DATA ROWS ->
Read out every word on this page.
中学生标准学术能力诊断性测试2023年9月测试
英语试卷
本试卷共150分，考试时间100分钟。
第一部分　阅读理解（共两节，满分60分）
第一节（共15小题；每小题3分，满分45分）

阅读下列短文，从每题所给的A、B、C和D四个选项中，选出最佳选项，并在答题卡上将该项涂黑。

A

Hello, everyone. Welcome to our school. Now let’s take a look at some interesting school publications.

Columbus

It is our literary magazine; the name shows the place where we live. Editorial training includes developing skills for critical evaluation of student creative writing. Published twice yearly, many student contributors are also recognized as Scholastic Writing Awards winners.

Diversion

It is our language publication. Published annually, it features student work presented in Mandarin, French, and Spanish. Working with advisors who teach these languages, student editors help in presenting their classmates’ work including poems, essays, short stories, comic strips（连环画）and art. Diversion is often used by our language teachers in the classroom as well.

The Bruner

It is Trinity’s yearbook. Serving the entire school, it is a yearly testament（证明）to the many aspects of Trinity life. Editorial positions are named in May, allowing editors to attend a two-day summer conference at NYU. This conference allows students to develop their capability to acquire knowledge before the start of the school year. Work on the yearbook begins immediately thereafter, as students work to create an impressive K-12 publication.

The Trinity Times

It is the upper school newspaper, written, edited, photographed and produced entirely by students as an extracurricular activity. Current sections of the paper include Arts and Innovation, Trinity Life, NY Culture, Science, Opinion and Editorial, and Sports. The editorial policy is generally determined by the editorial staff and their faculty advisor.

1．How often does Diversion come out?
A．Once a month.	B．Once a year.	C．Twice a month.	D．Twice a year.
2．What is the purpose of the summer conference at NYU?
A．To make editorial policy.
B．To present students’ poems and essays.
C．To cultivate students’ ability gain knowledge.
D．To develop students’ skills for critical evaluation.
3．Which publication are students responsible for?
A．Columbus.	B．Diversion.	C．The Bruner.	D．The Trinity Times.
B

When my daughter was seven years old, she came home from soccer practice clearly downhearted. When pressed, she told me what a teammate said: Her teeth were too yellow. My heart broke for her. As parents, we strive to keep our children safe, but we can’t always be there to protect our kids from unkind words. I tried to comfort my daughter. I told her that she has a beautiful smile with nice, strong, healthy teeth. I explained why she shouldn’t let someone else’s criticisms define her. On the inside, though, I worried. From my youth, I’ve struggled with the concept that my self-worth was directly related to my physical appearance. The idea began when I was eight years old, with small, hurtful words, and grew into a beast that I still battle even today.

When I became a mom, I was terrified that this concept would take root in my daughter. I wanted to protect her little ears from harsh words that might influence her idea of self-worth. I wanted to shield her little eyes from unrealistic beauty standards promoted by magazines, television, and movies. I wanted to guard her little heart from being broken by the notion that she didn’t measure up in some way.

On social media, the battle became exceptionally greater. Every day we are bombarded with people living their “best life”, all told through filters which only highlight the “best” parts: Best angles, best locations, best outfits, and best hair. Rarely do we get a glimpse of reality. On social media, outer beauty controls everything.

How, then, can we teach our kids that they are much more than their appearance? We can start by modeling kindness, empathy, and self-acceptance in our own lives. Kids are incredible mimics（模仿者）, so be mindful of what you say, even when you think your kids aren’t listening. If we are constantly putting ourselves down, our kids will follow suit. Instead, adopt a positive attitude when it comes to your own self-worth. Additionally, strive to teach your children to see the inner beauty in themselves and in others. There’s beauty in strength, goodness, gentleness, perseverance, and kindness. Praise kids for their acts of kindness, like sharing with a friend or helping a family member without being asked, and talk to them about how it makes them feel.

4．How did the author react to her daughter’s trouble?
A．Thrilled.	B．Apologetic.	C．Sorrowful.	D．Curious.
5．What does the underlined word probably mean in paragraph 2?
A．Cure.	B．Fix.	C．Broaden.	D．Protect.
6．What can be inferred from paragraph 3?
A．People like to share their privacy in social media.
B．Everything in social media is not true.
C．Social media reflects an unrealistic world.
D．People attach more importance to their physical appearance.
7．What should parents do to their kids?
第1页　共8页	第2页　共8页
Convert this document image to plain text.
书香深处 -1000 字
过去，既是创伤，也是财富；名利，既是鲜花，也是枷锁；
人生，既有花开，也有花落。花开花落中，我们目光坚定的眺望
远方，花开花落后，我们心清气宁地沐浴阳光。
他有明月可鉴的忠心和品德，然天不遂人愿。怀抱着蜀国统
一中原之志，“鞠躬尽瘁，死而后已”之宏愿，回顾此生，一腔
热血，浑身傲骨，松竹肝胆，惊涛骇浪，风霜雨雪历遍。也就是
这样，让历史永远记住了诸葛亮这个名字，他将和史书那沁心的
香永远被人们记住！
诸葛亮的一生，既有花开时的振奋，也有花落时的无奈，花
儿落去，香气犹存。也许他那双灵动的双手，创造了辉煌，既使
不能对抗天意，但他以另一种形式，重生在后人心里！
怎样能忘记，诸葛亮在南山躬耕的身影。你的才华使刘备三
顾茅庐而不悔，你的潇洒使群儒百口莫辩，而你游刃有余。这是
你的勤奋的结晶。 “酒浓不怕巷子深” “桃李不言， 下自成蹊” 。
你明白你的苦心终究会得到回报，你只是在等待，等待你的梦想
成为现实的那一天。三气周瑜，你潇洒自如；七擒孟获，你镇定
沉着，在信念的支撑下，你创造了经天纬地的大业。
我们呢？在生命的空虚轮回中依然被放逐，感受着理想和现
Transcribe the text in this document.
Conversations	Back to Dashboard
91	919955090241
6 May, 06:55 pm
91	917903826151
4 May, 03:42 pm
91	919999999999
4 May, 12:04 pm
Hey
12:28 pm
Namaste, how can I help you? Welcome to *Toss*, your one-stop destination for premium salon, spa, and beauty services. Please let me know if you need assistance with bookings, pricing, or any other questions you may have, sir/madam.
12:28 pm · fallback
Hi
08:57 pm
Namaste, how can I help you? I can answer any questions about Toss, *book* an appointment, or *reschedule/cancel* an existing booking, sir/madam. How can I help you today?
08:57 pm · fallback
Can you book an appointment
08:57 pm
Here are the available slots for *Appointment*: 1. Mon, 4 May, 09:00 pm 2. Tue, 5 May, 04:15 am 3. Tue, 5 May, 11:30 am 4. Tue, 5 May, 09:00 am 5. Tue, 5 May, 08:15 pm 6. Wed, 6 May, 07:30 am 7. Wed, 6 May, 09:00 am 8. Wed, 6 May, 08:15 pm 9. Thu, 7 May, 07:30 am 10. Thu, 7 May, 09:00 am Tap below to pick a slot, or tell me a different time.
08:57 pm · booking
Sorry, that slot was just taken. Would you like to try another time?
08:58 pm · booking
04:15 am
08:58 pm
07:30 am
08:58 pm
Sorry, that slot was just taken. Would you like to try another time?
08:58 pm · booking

WHAT TO DO ->
Show all lines in the entries above where the string "evaluation" appears.

SOLUTION FOR THIS EXERCISE ->
It is our literary magazine; the name shows the place where we live. Editorial training includes developing skills for critical evaluation of student creative writing. Published twice yearly, many student contributors are also recognized as Scholastic Writing Awards winners.
D．To develop students’ skills for critical evaluation.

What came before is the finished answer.